-- START OF STORED RECORDS --
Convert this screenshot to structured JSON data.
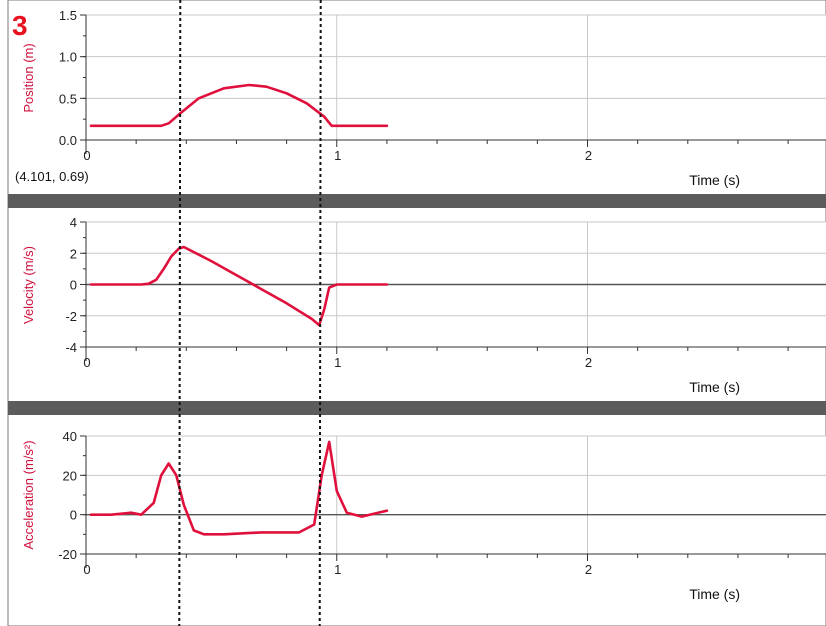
{
  "panel_number": "3",
  "cursor_readout": "(4.101, 0.69)",
  "colors": {
    "series": "#e0103c",
    "axis_label": "#d0103c",
    "panel_number": "#e8101e",
    "divider": "#5c5c5c",
    "grid": "#c8c8c8"
  },
  "chart_data": [
    {
      "type": "line",
      "xlabel": "Time (s)",
      "ylabel": "Position (m)",
      "xlim": [
        0,
        3
      ],
      "ylim": [
        0,
        1.5
      ],
      "xticks": [
        "0",
        "1",
        "2"
      ],
      "yticks": [
        "0.0",
        "0.5",
        "1.0",
        "1.5"
      ],
      "grid": true,
      "x": [
        0.02,
        0.3,
        0.33,
        0.38,
        0.45,
        0.55,
        0.65,
        0.72,
        0.8,
        0.88,
        0.95,
        0.98,
        1.2
      ],
      "y": [
        0.17,
        0.17,
        0.2,
        0.33,
        0.5,
        0.62,
        0.66,
        0.64,
        0.56,
        0.44,
        0.28,
        0.17,
        0.17
      ]
    },
    {
      "type": "line",
      "xlabel": "Time (s)",
      "ylabel": "Velocity (m/s)",
      "xlim": [
        0,
        3
      ],
      "ylim": [
        -4,
        4
      ],
      "xticks": [
        "0",
        "1",
        "2"
      ],
      "yticks": [
        "-4",
        "-2",
        "0",
        "2",
        "4"
      ],
      "grid": true,
      "x": [
        0.02,
        0.22,
        0.25,
        0.28,
        0.31,
        0.34,
        0.37,
        0.39,
        0.5,
        0.6,
        0.7,
        0.8,
        0.9,
        0.93,
        0.95,
        0.97,
        1.0,
        1.2
      ],
      "y": [
        0,
        0,
        0.05,
        0.3,
        1.0,
        1.8,
        2.3,
        2.4,
        1.5,
        0.6,
        -0.3,
        -1.2,
        -2.2,
        -2.6,
        -1.6,
        -0.2,
        0,
        0
      ]
    },
    {
      "type": "line",
      "xlabel": "Time (s)",
      "ylabel": "Acceleration (m/s²)",
      "xlim": [
        0,
        3
      ],
      "ylim": [
        -20,
        40
      ],
      "xticks": [
        "0",
        "1",
        "2"
      ],
      "yticks": [
        "-20",
        "0",
        "20",
        "40"
      ],
      "grid": true,
      "x": [
        0.02,
        0.1,
        0.18,
        0.22,
        0.27,
        0.3,
        0.33,
        0.36,
        0.39,
        0.43,
        0.47,
        0.55,
        0.7,
        0.85,
        0.91,
        0.94,
        0.97,
        1.0,
        1.04,
        1.1,
        1.2
      ],
      "y": [
        0,
        0,
        1,
        0,
        6,
        20,
        26,
        20,
        5,
        -8,
        -10,
        -10,
        -9,
        -9,
        -5,
        20,
        37,
        12,
        1,
        -1,
        2
      ]
    }
  ],
  "cursor_lines_x": [
    0.38,
    0.94
  ]
}
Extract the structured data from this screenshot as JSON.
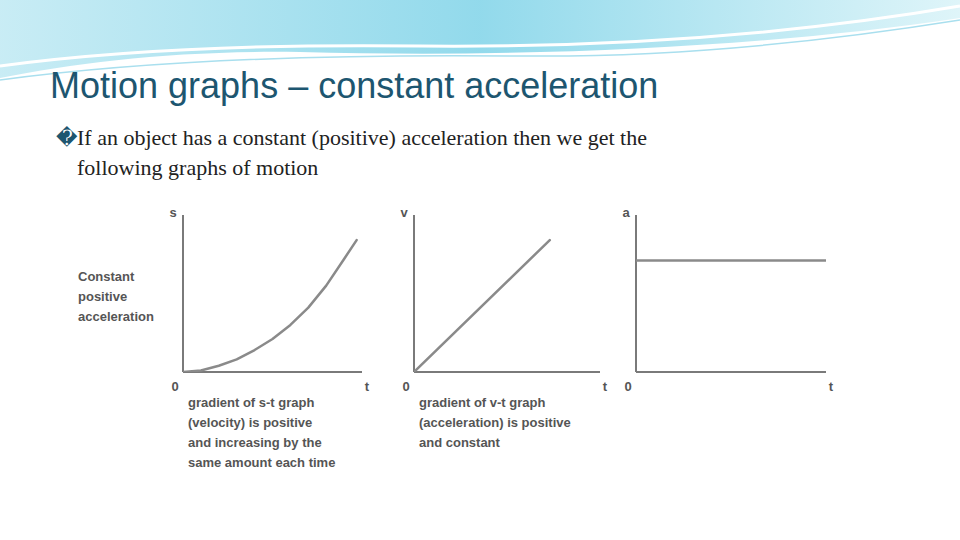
{
  "slide": {
    "title": "Motion graphs – constant acceleration",
    "bullet": "�",
    "text": [
      "If an object has a constant (positive) acceleration then we get the",
      "following graphs of motion"
    ]
  },
  "chart_data": [
    {
      "type": "line",
      "x": [
        0,
        1,
        2,
        3,
        4,
        5,
        6,
        7,
        8,
        9,
        9.7
      ],
      "values": [
        0,
        0.1,
        0.4,
        0.8,
        1.4,
        2.1,
        3.0,
        4.1,
        5.5,
        7.2,
        8.4
      ],
      "xlim": [
        0,
        10
      ],
      "ylim": [
        0,
        10
      ],
      "xticks": [
        0
      ],
      "tick_labels": "x",
      "x_label": "t",
      "y_label": "s",
      "color": "#8a8a8a",
      "annotation": [
        "Constant",
        "positive",
        "acceleration"
      ],
      "caption": [
        "gradient of s-t graph",
        "(velocity) is positive",
        "and increasing by the",
        "same amount each time"
      ]
    },
    {
      "type": "line",
      "x": [
        0,
        7.3
      ],
      "values": [
        0,
        8.4
      ],
      "xlim": [
        0,
        10
      ],
      "ylim": [
        0,
        10
      ],
      "xticks": [
        0
      ],
      "tick_labels": "x",
      "x_label": "t",
      "y_label": "v",
      "color": "#8a8a8a",
      "caption": [
        "gradient of v-t graph",
        "(acceleration) is positive",
        "and constant"
      ]
    },
    {
      "type": "line",
      "x": [
        0,
        10
      ],
      "values": [
        7.1,
        7.1
      ],
      "xlim": [
        0,
        10
      ],
      "ylim": [
        0,
        10
      ],
      "xticks": [
        0
      ],
      "tick_labels": "x",
      "x_label": "t",
      "y_label": "a",
      "color": "#8a8a8a"
    }
  ]
}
-- END OF STORED RECORDS --
**EXERCISE GOAL**.
Reproduce the listing above exactly, excluding all pictures.

**RESPONSE FOR THIS EXERCISE**.
Convert this screenshot to structured JSON data.
{
  "panel_number": "3",
  "cursor_readout": "(4.101, 0.69)",
  "colors": {
    "series": "#e0103c",
    "axis_label": "#d0103c",
    "panel_number": "#e8101e",
    "divider": "#5c5c5c",
    "grid": "#c8c8c8"
  },
  "chart_data": [
    {
      "type": "line",
      "xlabel": "Time (s)",
      "ylabel": "Position (m)",
      "xlim": [
        0,
        3
      ],
      "ylim": [
        0,
        1.5
      ],
      "xticks": [
        "0",
        "1",
        "2"
      ],
      "yticks": [
        "0.0",
        "0.5",
        "1.0",
        "1.5"
      ],
      "grid": true,
      "x": [
        0.02,
        0.3,
        0.33,
        0.38,
        0.45,
        0.55,
        0.65,
        0.72,
        0.8,
        0.88,
        0.95,
        0.98,
        1.2
      ],
      "y": [
        0.17,
        0.17,
        0.2,
        0.33,
        0.5,
        0.62,
        0.66,
        0.64,
        0.56,
        0.44,
        0.28,
        0.17,
        0.17
      ]
    },
    {
      "type": "line",
      "xlabel": "Time (s)",
      "ylabel": "Velocity (m/s)",
      "xlim": [
        0,
        3
      ],
      "ylim": [
        -4,
        4
      ],
      "xticks": [
        "0",
        "1",
        "2"
      ],
      "yticks": [
        "-4",
        "-2",
        "0",
        "2",
        "4"
      ],
      "grid": true,
      "x": [
        0.02,
        0.22,
        0.25,
        0.28,
        0.31,
        0.34,
        0.37,
        0.39,
        0.5,
        0.6,
        0.7,
        0.8,
        0.9,
        0.93,
        0.95,
        0.97,
        1.0,
        1.2
      ],
      "y": [
        0,
        0,
        0.05,
        0.3,
        1.0,
        1.8,
        2.3,
        2.4,
        1.5,
        0.6,
        -0.3,
        -1.2,
        -2.2,
        -2.6,
        -1.6,
        -0.2,
        0,
        0
      ]
    },
    {
      "type": "line",
      "xlabel": "Time (s)",
      "ylabel": "Acceleration (m/s²)",
      "xlim": [
        0,
        3
      ],
      "ylim": [
        -20,
        40
      ],
      "xticks": [
        "0",
        "1",
        "2"
      ],
      "yticks": [
        "-20",
        "0",
        "20",
        "40"
      ],
      "grid": true,
      "x": [
        0.02,
        0.1,
        0.18,
        0.22,
        0.27,
        0.3,
        0.33,
        0.36,
        0.39,
        0.43,
        0.47,
        0.55,
        0.7,
        0.85,
        0.91,
        0.94,
        0.97,
        1.0,
        1.04,
        1.1,
        1.2
      ],
      "y": [
        0,
        0,
        1,
        0,
        6,
        20,
        26,
        20,
        5,
        -8,
        -10,
        -10,
        -9,
        -9,
        -5,
        20,
        37,
        12,
        1,
        -1,
        2
      ]
    }
  ],
  "cursor_lines_x": [
    0.38,
    0.94
  ]
}
Extract the structured data from this screenshot as JSON.
{
  "slide": {
    "title": "Motion graphs – constant acceleration",
    "bullet": "�",
    "text": [
      "If an object has a constant (positive) acceleration then we get the",
      "following graphs of motion"
    ]
  },
  "chart_data": [
    {
      "type": "line",
      "x": [
        0,
        1,
        2,
        3,
        4,
        5,
        6,
        7,
        8,
        9,
        9.7
      ],
      "values": [
        0,
        0.1,
        0.4,
        0.8,
        1.4,
        2.1,
        3.0,
        4.1,
        5.5,
        7.2,
        8.4
      ],
      "xlim": [
        0,
        10
      ],
      "ylim": [
        0,
        10
      ],
      "xticks": [
        0
      ],
      "tick_labels": "x",
      "x_label": "t",
      "y_label": "s",
      "color": "#8a8a8a",
      "annotation": [
        "Constant",
        "positive",
        "acceleration"
      ],
      "caption": [
        "gradient of s-t graph",
        "(velocity) is positive",
        "and increasing by the",
        "same amount each time"
      ]
    },
    {
      "type": "line",
      "x": [
        0,
        7.3
      ],
      "values": [
        0,
        8.4
      ],
      "xlim": [
        0,
        10
      ],
      "ylim": [
        0,
        10
      ],
      "xticks": [
        0
      ],
      "tick_labels": "x",
      "x_label": "t",
      "y_label": "v",
      "color": "#8a8a8a",
      "caption": [
        "gradient of v-t graph",
        "(acceleration) is positive",
        "and constant"
      ]
    },
    {
      "type": "line",
      "x": [
        0,
        10
      ],
      "values": [
        7.1,
        7.1
      ],
      "xlim": [
        0,
        10
      ],
      "ylim": [
        0,
        10
      ],
      "xticks": [
        0
      ],
      "tick_labels": "x",
      "x_label": "t",
      "y_label": "a",
      "color": "#8a8a8a"
    }
  ]
}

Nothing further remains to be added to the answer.